## Data to process
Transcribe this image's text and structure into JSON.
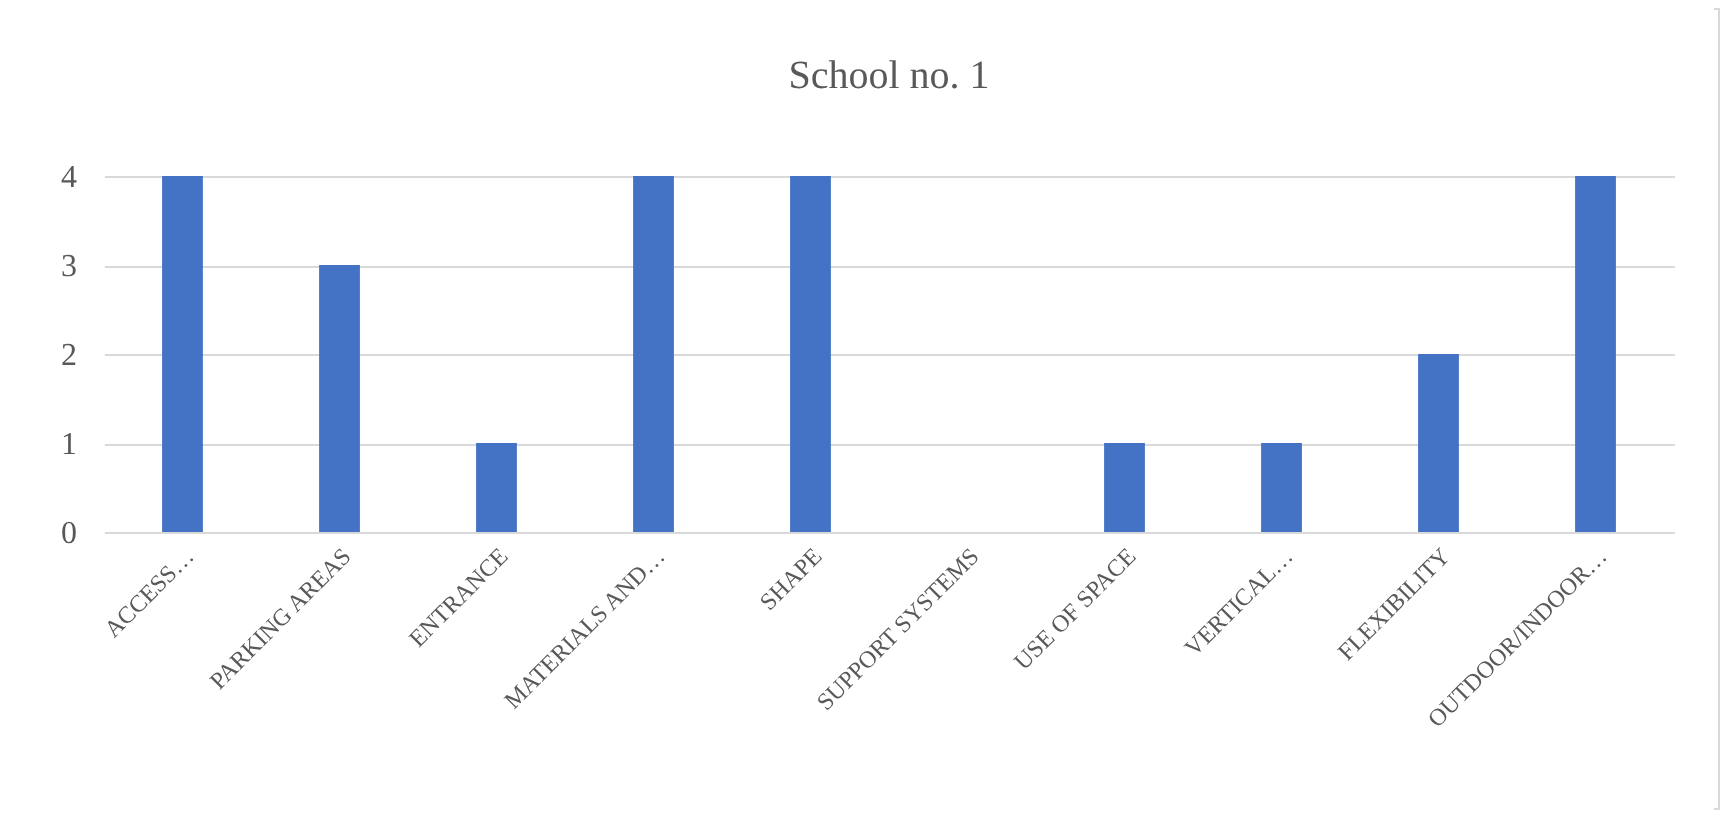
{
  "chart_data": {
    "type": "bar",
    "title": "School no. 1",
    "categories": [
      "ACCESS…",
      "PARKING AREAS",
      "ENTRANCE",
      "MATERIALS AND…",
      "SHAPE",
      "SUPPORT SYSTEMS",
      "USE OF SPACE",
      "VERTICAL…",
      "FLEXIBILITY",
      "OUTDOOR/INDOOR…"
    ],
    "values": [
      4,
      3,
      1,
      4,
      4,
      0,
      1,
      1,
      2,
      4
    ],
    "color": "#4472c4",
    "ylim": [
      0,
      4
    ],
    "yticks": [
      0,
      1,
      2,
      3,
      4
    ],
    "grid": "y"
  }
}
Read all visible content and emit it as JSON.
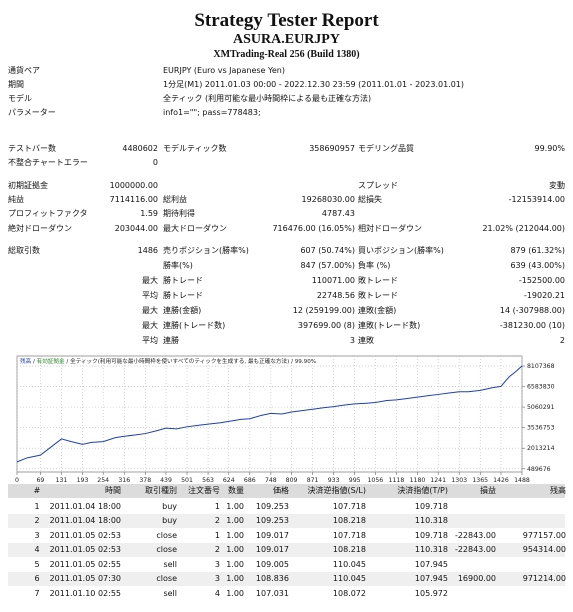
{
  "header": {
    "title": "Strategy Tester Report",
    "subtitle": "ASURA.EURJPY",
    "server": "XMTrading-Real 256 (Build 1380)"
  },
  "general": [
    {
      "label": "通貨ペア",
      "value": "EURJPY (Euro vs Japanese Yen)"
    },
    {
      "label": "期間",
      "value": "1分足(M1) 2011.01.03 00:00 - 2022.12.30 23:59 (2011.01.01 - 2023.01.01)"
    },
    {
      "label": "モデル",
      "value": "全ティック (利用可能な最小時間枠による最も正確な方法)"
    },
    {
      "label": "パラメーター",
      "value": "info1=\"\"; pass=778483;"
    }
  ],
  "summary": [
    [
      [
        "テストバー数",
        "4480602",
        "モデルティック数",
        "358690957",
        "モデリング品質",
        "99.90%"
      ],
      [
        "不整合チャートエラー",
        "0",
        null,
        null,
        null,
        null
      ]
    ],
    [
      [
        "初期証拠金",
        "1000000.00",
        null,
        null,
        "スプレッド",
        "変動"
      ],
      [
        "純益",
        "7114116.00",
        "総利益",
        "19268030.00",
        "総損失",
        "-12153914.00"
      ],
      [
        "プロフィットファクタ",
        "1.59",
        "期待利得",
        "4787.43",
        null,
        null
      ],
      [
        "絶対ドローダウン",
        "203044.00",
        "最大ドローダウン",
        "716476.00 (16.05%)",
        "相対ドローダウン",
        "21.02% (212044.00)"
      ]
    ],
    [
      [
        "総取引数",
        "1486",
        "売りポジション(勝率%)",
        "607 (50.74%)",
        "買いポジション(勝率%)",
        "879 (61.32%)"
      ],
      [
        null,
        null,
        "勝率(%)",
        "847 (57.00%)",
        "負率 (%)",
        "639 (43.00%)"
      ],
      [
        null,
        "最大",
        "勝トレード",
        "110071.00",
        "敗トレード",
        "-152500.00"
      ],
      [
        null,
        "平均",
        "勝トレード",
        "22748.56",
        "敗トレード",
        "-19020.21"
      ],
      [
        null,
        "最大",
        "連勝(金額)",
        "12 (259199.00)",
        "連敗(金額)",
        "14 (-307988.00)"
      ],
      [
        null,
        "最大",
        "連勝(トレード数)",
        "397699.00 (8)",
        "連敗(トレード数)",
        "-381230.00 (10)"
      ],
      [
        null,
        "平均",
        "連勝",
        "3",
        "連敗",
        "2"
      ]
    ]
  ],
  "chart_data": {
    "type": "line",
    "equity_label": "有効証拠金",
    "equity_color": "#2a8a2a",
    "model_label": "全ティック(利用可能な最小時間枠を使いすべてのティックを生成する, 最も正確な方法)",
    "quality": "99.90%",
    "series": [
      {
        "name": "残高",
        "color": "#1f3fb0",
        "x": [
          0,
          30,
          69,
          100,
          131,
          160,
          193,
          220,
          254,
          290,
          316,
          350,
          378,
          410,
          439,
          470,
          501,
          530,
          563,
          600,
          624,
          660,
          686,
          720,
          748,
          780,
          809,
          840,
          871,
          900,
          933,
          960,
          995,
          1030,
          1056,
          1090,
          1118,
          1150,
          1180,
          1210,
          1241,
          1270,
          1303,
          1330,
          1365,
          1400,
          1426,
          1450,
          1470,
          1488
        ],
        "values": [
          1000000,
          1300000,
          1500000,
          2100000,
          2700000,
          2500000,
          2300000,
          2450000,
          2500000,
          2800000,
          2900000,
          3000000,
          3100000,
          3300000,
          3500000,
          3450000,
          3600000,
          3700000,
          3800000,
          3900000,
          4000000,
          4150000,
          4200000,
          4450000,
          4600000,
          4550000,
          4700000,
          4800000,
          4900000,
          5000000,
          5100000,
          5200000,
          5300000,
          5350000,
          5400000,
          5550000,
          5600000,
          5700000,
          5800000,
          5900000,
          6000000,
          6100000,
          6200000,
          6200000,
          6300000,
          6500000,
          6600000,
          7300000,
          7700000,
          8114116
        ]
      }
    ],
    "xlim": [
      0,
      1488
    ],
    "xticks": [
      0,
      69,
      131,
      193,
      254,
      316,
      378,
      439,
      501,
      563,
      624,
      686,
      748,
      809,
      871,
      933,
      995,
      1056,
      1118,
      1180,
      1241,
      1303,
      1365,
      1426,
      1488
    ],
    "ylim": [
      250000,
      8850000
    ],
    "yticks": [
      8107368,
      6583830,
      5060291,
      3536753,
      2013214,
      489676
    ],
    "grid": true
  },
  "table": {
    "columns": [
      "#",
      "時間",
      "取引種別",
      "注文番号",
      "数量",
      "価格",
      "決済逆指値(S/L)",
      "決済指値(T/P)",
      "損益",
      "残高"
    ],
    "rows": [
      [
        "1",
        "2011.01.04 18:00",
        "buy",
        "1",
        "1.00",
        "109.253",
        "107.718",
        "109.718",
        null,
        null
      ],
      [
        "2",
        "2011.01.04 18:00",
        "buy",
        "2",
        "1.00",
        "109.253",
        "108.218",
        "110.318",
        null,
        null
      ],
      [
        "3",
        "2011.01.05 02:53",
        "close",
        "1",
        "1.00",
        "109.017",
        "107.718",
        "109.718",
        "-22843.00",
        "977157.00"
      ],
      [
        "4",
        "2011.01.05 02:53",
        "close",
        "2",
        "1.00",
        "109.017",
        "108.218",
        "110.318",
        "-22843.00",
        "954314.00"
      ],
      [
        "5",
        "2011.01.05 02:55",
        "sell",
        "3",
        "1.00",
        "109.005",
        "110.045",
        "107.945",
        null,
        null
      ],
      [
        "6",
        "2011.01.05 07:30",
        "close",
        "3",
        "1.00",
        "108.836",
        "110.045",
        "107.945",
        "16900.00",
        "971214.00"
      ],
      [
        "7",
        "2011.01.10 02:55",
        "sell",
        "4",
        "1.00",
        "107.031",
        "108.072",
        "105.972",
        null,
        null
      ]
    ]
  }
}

## Exercise aim
Scan the entries above for the word "JSON" and collect each line holding it.

## Written solution
Transcribe this image's text and structure into JSON.
Read all visible content and emit it as JSON.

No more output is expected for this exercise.